Dataset rows about figures
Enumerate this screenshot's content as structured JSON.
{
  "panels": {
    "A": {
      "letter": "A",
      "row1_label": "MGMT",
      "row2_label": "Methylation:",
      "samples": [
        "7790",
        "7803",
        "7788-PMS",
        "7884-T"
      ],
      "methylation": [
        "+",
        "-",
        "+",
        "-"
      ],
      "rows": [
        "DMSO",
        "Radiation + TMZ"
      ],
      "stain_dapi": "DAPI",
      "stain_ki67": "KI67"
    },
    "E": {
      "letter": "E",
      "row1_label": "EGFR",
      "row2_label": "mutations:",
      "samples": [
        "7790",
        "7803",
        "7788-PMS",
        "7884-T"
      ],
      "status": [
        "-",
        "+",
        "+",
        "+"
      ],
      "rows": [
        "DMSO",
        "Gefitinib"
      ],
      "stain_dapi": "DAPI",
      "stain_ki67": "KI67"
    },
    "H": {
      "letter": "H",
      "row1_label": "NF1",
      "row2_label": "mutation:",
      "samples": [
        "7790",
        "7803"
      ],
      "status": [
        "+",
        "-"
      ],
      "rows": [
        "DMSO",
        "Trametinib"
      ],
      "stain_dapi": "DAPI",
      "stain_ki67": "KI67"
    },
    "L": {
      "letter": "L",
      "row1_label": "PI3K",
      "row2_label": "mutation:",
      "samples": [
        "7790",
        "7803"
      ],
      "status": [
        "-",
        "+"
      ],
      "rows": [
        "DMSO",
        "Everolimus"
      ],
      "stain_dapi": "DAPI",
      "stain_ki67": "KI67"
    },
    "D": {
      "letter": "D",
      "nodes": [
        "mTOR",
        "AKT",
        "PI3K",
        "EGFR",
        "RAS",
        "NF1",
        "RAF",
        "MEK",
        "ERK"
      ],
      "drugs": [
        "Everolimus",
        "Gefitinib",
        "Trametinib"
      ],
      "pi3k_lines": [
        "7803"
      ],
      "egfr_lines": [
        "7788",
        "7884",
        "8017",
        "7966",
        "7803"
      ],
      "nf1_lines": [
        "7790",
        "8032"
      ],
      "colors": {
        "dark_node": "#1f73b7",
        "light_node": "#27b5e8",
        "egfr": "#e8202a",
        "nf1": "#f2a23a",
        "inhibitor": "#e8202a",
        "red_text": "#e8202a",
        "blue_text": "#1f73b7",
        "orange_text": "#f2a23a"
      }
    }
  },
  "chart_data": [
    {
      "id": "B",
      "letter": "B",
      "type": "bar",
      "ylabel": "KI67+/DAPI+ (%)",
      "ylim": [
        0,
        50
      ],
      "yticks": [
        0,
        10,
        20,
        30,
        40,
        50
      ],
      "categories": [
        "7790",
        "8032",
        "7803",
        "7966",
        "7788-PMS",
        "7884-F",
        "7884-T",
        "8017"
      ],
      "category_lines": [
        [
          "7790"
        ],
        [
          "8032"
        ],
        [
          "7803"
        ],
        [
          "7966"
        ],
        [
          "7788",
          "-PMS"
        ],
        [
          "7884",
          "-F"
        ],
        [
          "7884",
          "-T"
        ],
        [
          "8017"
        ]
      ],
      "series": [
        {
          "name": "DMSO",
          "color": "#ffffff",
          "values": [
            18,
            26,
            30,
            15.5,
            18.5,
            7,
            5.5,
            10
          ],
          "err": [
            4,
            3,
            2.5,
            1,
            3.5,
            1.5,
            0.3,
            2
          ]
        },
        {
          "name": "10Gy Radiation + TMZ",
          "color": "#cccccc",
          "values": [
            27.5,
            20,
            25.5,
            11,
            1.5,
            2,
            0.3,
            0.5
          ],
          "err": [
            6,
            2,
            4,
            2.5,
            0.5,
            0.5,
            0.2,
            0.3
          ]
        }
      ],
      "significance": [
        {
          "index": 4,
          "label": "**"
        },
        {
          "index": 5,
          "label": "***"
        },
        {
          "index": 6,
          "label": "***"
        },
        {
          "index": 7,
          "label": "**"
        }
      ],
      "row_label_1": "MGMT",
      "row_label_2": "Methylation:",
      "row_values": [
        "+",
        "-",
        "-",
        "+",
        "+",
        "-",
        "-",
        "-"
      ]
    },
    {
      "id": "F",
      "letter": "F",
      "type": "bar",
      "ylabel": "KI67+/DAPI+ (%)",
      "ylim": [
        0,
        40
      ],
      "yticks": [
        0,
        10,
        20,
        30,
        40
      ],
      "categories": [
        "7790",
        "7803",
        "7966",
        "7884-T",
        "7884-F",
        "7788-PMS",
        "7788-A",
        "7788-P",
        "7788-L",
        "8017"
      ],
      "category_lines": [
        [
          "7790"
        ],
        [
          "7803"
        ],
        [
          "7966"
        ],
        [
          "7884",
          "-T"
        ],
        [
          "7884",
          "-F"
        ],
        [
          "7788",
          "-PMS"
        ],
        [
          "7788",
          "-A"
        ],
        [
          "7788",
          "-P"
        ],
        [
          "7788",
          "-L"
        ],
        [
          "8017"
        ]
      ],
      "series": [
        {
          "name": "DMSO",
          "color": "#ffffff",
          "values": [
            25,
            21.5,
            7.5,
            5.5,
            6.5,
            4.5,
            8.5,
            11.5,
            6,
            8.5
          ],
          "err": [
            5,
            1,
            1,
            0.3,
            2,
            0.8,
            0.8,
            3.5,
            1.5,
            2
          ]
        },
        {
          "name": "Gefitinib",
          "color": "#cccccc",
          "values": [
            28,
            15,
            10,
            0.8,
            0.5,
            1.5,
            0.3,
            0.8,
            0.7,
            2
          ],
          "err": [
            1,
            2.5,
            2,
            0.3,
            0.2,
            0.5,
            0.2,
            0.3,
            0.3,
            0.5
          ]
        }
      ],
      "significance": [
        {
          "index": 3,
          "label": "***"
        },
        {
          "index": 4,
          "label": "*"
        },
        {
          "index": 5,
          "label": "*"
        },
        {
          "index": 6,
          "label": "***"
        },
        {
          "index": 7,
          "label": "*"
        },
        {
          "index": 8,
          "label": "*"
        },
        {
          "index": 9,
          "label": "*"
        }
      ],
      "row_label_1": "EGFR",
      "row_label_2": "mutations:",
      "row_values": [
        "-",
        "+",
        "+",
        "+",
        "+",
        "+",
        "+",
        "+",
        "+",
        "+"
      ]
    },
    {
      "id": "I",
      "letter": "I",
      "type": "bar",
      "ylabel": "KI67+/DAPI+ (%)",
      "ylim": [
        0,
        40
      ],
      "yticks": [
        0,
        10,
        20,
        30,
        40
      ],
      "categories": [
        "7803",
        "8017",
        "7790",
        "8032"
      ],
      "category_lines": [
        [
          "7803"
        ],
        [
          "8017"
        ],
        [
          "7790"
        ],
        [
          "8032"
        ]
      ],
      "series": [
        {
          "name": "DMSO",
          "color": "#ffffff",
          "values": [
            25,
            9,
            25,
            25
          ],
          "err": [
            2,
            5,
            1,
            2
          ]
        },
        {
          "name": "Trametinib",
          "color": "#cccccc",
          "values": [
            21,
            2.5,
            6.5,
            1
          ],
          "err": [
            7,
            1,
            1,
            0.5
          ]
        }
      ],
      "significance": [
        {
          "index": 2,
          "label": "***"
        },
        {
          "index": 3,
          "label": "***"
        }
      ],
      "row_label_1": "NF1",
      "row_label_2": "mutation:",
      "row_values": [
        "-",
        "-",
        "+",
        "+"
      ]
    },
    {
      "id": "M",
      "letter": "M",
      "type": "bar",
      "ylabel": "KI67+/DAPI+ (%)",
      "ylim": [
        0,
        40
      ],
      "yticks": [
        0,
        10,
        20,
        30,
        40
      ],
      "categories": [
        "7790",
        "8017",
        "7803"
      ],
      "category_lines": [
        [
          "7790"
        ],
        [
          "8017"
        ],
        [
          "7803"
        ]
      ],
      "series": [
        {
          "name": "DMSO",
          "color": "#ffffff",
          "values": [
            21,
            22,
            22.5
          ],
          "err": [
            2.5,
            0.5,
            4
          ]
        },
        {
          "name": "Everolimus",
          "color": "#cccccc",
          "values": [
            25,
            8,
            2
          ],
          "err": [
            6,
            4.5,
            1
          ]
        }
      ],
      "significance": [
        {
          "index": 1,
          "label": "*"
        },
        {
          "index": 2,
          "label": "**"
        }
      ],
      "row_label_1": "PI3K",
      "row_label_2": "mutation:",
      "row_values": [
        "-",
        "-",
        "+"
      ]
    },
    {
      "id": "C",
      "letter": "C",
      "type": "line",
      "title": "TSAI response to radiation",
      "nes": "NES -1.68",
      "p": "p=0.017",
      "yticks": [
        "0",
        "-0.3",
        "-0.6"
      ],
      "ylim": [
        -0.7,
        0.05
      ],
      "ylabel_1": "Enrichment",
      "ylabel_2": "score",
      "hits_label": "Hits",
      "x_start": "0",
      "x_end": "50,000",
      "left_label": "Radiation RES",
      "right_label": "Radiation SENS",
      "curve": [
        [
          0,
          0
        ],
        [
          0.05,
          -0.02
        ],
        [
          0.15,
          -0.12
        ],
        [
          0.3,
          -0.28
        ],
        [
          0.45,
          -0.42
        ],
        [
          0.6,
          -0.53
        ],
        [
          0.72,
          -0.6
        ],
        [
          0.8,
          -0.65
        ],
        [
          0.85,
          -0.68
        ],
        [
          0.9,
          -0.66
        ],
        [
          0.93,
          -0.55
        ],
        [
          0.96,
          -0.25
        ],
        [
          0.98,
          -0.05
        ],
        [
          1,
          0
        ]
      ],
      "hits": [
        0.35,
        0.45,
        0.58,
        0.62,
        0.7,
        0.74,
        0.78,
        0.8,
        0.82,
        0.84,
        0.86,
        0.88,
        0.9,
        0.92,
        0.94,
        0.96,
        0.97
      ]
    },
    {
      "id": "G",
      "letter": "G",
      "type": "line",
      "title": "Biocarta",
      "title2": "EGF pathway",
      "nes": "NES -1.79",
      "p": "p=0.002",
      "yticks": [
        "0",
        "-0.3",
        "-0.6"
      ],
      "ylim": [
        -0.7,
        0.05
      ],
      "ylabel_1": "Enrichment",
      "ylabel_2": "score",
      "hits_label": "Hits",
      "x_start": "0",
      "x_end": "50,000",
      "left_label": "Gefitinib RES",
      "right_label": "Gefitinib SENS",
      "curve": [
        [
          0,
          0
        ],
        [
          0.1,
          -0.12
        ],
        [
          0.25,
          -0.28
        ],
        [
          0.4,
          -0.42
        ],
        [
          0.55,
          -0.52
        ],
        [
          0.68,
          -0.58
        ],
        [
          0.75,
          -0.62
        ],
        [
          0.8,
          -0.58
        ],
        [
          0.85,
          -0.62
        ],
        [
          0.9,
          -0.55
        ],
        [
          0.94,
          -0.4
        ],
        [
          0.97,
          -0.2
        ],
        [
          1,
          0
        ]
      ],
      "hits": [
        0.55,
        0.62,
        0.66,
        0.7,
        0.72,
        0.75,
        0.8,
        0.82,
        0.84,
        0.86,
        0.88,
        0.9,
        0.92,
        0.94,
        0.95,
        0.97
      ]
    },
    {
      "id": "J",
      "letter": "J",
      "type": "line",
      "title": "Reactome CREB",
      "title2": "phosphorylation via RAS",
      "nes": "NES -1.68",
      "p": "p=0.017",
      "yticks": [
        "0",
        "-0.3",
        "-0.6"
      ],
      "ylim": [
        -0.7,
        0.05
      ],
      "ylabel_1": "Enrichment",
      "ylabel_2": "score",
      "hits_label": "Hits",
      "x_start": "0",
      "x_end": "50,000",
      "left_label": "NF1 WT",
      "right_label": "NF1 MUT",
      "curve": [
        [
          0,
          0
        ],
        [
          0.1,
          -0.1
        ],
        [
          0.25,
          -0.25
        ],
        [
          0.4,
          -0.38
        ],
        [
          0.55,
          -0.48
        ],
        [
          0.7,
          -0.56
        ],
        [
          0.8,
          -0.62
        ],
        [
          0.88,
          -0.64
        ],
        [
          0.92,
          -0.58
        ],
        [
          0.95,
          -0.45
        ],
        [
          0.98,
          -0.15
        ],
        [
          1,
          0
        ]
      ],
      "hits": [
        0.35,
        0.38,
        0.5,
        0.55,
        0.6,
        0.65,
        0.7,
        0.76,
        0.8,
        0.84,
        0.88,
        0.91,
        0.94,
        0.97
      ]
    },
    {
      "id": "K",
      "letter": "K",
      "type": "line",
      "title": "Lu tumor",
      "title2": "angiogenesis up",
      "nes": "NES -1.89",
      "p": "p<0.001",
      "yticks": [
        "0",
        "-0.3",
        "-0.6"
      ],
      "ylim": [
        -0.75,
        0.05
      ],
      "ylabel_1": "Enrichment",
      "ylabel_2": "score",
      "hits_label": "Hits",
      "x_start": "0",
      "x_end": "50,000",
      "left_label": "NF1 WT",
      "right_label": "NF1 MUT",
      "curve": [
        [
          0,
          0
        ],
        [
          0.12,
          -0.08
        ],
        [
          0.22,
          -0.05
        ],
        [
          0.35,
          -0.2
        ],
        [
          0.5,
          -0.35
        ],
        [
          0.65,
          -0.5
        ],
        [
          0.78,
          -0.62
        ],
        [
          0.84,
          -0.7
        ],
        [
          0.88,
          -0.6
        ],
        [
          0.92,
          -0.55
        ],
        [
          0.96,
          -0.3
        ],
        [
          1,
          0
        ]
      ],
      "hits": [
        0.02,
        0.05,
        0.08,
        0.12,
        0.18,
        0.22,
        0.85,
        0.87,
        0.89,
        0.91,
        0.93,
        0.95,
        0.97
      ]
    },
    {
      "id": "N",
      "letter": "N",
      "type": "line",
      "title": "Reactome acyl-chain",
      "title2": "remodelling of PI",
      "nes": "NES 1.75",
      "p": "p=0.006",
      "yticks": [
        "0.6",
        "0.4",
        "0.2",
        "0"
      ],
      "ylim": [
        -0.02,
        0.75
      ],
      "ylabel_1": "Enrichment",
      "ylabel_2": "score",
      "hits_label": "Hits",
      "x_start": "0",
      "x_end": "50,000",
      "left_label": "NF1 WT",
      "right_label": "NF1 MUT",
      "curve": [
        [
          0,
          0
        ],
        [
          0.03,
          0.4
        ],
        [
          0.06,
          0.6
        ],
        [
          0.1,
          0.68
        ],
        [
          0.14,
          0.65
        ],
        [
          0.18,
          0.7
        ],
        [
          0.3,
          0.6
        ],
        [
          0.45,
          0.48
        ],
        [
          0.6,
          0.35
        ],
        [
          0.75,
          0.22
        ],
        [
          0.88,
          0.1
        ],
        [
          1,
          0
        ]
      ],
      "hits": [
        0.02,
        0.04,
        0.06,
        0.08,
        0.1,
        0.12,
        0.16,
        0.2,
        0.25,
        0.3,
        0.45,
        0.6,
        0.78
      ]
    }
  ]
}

> [YOUR TASK]: Copy every line of the data that carries the word "mutations".

> [TASK SOLUTION]:
      "row2_label": "mutations:",
      "row_label_2": "mutations:",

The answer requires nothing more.